┌─ Data records
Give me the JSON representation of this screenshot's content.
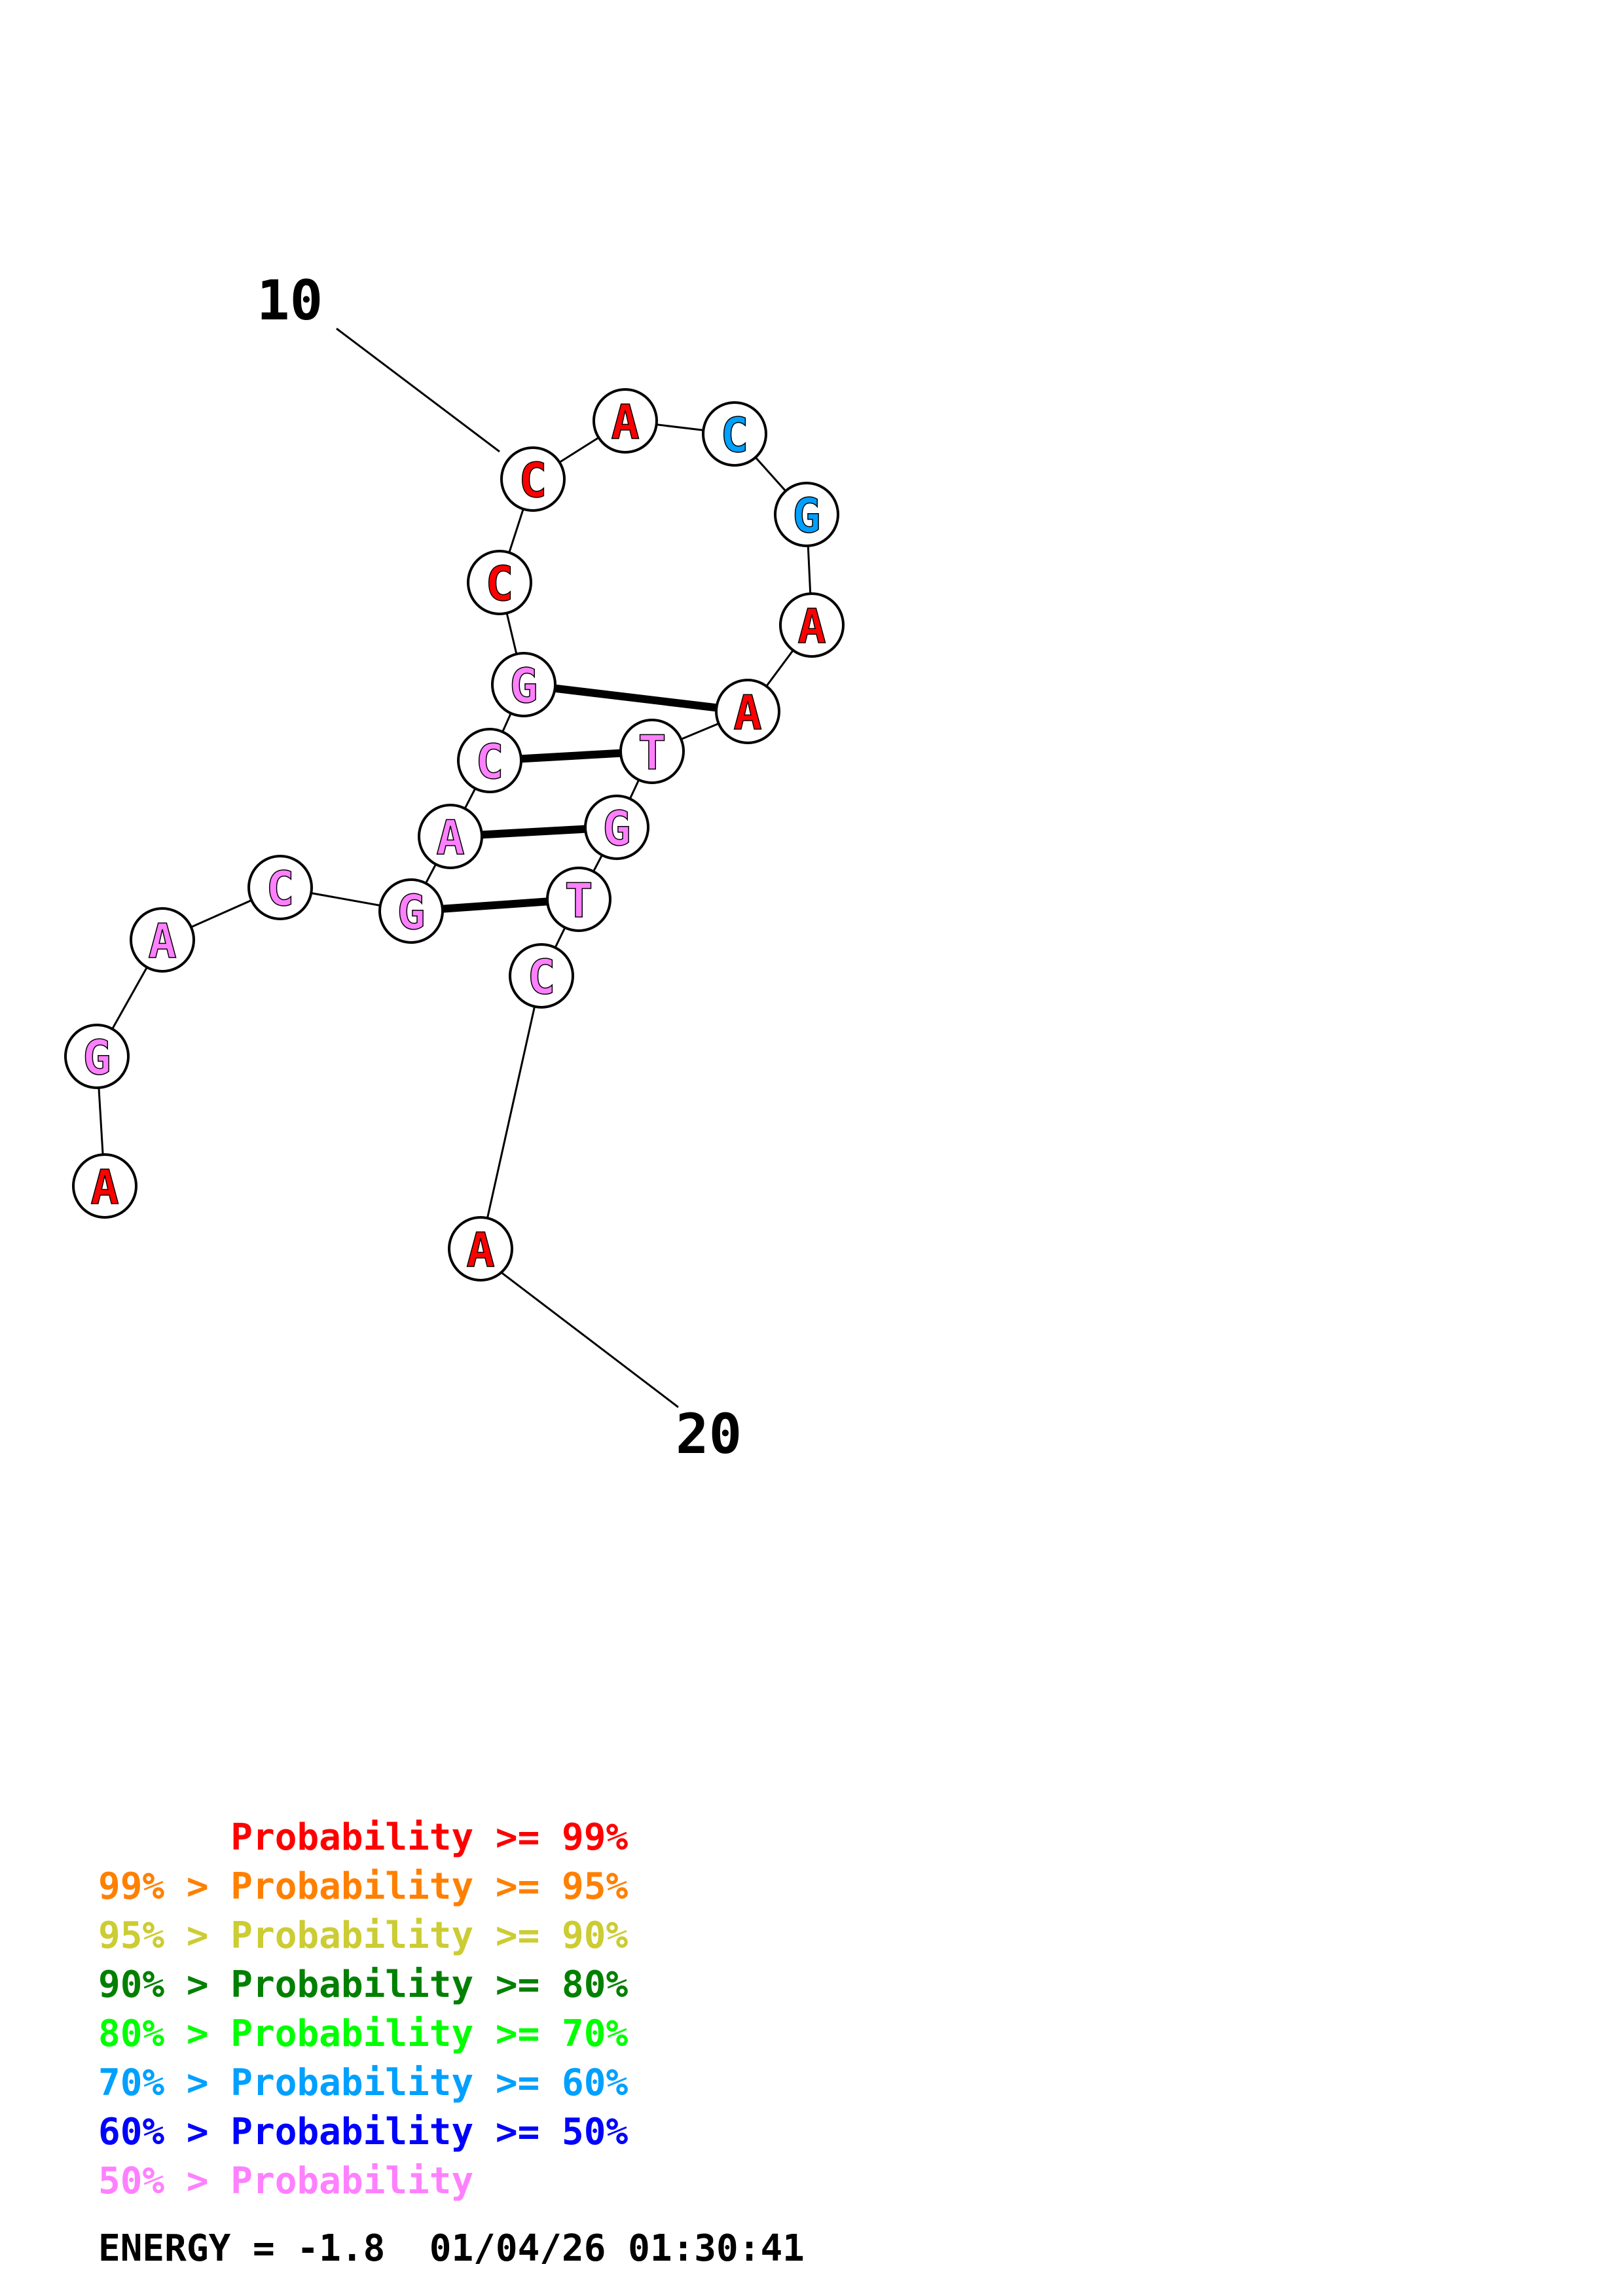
{
  "structure": {
    "nucleotides": [
      {
        "base": "A",
        "color": "#ff0000"
      },
      {
        "base": "G",
        "color": "#ff80ff"
      },
      {
        "base": "A",
        "color": "#ff80ff"
      },
      {
        "base": "C",
        "color": "#ff80ff"
      },
      {
        "base": "G",
        "color": "#ff80ff"
      },
      {
        "base": "A",
        "color": "#ff80ff"
      },
      {
        "base": "C",
        "color": "#ff80ff"
      },
      {
        "base": "G",
        "color": "#ff80ff"
      },
      {
        "base": "C",
        "color": "#ff0000"
      },
      {
        "base": "C",
        "color": "#ff0000"
      },
      {
        "base": "A",
        "color": "#ff0000"
      },
      {
        "base": "C",
        "color": "#00a0ff"
      },
      {
        "base": "G",
        "color": "#00a0ff"
      },
      {
        "base": "A",
        "color": "#ff0000"
      },
      {
        "base": "A",
        "color": "#ff0000"
      },
      {
        "base": "T",
        "color": "#ff80ff"
      },
      {
        "base": "G",
        "color": "#ff80ff"
      },
      {
        "base": "T",
        "color": "#ff80ff"
      },
      {
        "base": "C",
        "color": "#ff80ff"
      },
      {
        "base": "A",
        "color": "#ff0000"
      }
    ],
    "pairs": [
      [
        5,
        18
      ],
      [
        6,
        17
      ],
      [
        7,
        16
      ],
      [
        8,
        15
      ]
    ],
    "number_labels": [
      {
        "index": 10,
        "text": "10"
      },
      {
        "index": 20,
        "text": "20"
      }
    ]
  },
  "legend": [
    {
      "prefix": "",
      "text": "Probability >= 99%",
      "color": "#ff0000"
    },
    {
      "prefix": "99% > ",
      "text": "Probability >= 95%",
      "color": "#ff8000"
    },
    {
      "prefix": "95% > ",
      "text": "Probability >= 90%",
      "color": "#cccc33"
    },
    {
      "prefix": "90% > ",
      "text": "Probability >= 80%",
      "color": "#008000"
    },
    {
      "prefix": "80% > ",
      "text": "Probability >= 70%",
      "color": "#00ff00"
    },
    {
      "prefix": "70% > ",
      "text": "Probability >= 60%",
      "color": "#00a0ff"
    },
    {
      "prefix": "60% > ",
      "text": "Probability >= 50%",
      "color": "#0000ff"
    },
    {
      "prefix": "50% > ",
      "text": "Probability",
      "color": "#ff80ff"
    }
  ],
  "footer": {
    "energy": "ENERGY = -1.8  01/04/26 01:30:41"
  }
}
└─
→ Exercise
Search the data for the string "text". List each line that has it.

→ Task solution
        "text": "10"
        "text": "20"
      "text": "Probability >= 99%",
      "text": "Probability >= 95%",
      "text": "Probability >= 90%",
      "text": "Probability >= 80%",
      "text": "Probability >= 70%",
      "text": "Probability >= 60%",
      "text": "Probability >= 50%",
      "text": "Probability",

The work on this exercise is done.